* _What is needed_: Find the word "Surveying" in the records below. List each line containing it.

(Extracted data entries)
>> START

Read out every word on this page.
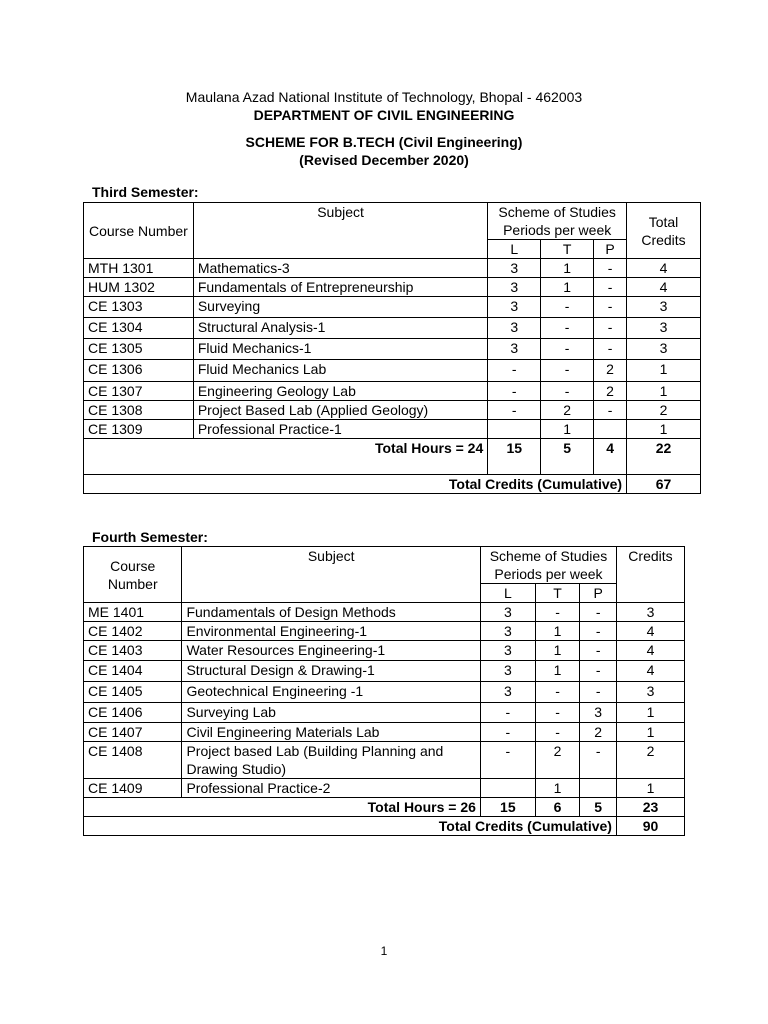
Maulana Azad National Institute of Technology, Bhopal - 462003
DEPARTMENT OF CIVIL ENGINEERING
SCHEME FOR B.TECH (Civil Engineering)
(Revised December 2020)
Third Semester:
Course Number	Subject	Scheme of Studies Periods per week			Total Credits
		L	T	P	
MTH 1301	Mathematics-3	3	1	-	4
HUM 1302	Fundamentals of Entrepreneurship	3	1	-	4
CE 1303	Surveying	3	-	-	3
CE 1304	Structural Analysis-1	3	-	-	3
CE 1305	Fluid Mechanics-1	3	-	-	3
CE 1306	Fluid Mechanics Lab	-	-	2	1
CE 1307	Engineering Geology Lab	-	-	2	1
CE 1308	Project Based Lab (Applied Geology)	-	2	-	2
CE 1309	Professional Practice-1		1		1
Total Hours = 24	15	5	4	22
Total Credits (Cumulative)				67
Fourth Semester:
Course Number	Subject	Scheme of Studies Periods per week			Credits
		L	T	P	
ME 1401	Fundamentals of Design Methods	3	-	-	3
CE 1402	Environmental Engineering-1	3	1	-	4
CE 1403	Water Resources Engineering-1	3	1	-	4
CE 1404	Structural Design & Drawing-1	3	1	-	4
CE 1405	Geotechnical Engineering -1	3	-	-	3
CE 1406	Surveying Lab	-	-	3	1
CE 1407	Civil Engineering Materials Lab	-	-	2	1
CE 1408	Project based Lab (Building Planning and Drawing Studio)	-	2	-	2
CE 1409	Professional Practice-2		1		1
Total Hours = 26	15	6	5	23
Total Credits (Cumulative)				90
1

>> END

* _Correct result_:
CE 1303	Surveying	3	-	-	3
CE 1406	Surveying Lab	-	-	3	1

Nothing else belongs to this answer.